TASK OBJECTIVE: Whenever a line contains the string "icon", copy it out of the entries.

[Stored data entries]
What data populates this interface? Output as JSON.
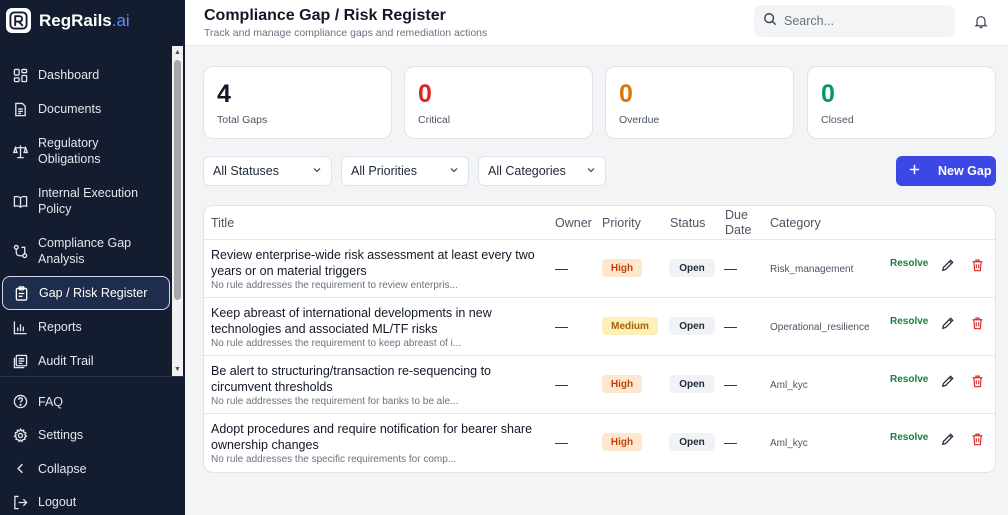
{
  "brand": {
    "name": "RegRails",
    "suffix": ".ai"
  },
  "sidebar": {
    "items": [
      {
        "label": "Dashboard",
        "icon": "dashboard-icon"
      },
      {
        "label": "Documents",
        "icon": "document-icon"
      },
      {
        "label": "Regulatory Obligations",
        "icon": "scale-icon"
      },
      {
        "label": "Internal Execution Policy",
        "icon": "book-icon"
      },
      {
        "label": "Compliance Gap Analysis",
        "icon": "route-icon"
      },
      {
        "label": "Gap / Risk Register",
        "icon": "clipboard-icon",
        "active": true
      },
      {
        "label": "Reports",
        "icon": "bar-chart-icon"
      },
      {
        "label": "Audit Trail",
        "icon": "list-icon"
      }
    ],
    "bottom": [
      {
        "label": "FAQ",
        "icon": "help-icon"
      },
      {
        "label": "Settings",
        "icon": "gear-icon"
      },
      {
        "label": "Collapse",
        "icon": "chevron-left-icon"
      },
      {
        "label": "Logout",
        "icon": "logout-icon"
      }
    ]
  },
  "header": {
    "title": "Compliance Gap / Risk Register",
    "subtitle": "Track and manage compliance gaps and remediation actions",
    "search_placeholder": "Search..."
  },
  "stats": [
    {
      "value": "4",
      "label": "Total Gaps",
      "color": "#111827"
    },
    {
      "value": "0",
      "label": "Critical",
      "color": "#dc2626"
    },
    {
      "value": "0",
      "label": "Overdue",
      "color": "#d97706"
    },
    {
      "value": "0",
      "label": "Closed",
      "color": "#059669"
    }
  ],
  "filters": {
    "status": "All Statuses",
    "priority": "All Priorities",
    "category": "All Categories"
  },
  "new_gap_label": "New Gap",
  "table": {
    "headers": {
      "title": "Title",
      "owner": "Owner",
      "priority": "Priority",
      "status": "Status",
      "due": "Due Date",
      "category": "Category"
    },
    "rows": [
      {
        "title": "Review enterprise-wide risk assessment at least every two years or on material triggers",
        "desc": "No rule addresses the requirement to review enterpris...",
        "owner": "—",
        "priority": "High",
        "status": "Open",
        "due": "—",
        "category": "Risk_management",
        "action": "Resolve"
      },
      {
        "title": "Keep abreast of international developments in new technologies and associated ML/TF risks",
        "desc": "No rule addresses the requirement to keep abreast of i...",
        "owner": "—",
        "priority": "Medium",
        "status": "Open",
        "due": "—",
        "category": "Operational_resilience",
        "action": "Resolve"
      },
      {
        "title": "Be alert to structuring/transaction re-sequencing to circumvent thresholds",
        "desc": "No rule addresses the requirement for banks to be ale...",
        "owner": "—",
        "priority": "High",
        "status": "Open",
        "due": "—",
        "category": "Aml_kyc",
        "action": "Resolve"
      },
      {
        "title": "Adopt procedures and require notification for bearer share ownership changes",
        "desc": "No rule addresses the specific requirements for comp...",
        "owner": "—",
        "priority": "High",
        "status": "Open",
        "due": "—",
        "category": "Aml_kyc",
        "action": "Resolve"
      }
    ]
  },
  "colors": {
    "sidebar_bg": "#141c2f",
    "accent": "#3b48e6",
    "high_bg": "#fde8cf",
    "high_fg": "#c2410c",
    "medium_bg": "#fdefb8",
    "medium_fg": "#a16207",
    "resolve": "#15803d",
    "delete": "#dc2626"
  }
}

FINISHED TASK:
        "icon": "dashboard-icon"
        "icon": "document-icon"
        "icon": "scale-icon"
        "icon": "book-icon"
        "icon": "route-icon"
        "icon": "clipboard-icon",
        "icon": "bar-chart-icon"
        "icon": "list-icon"
        "icon": "help-icon"
        "icon": "gear-icon"
        "icon": "chevron-left-icon"
        "icon": "logout-icon"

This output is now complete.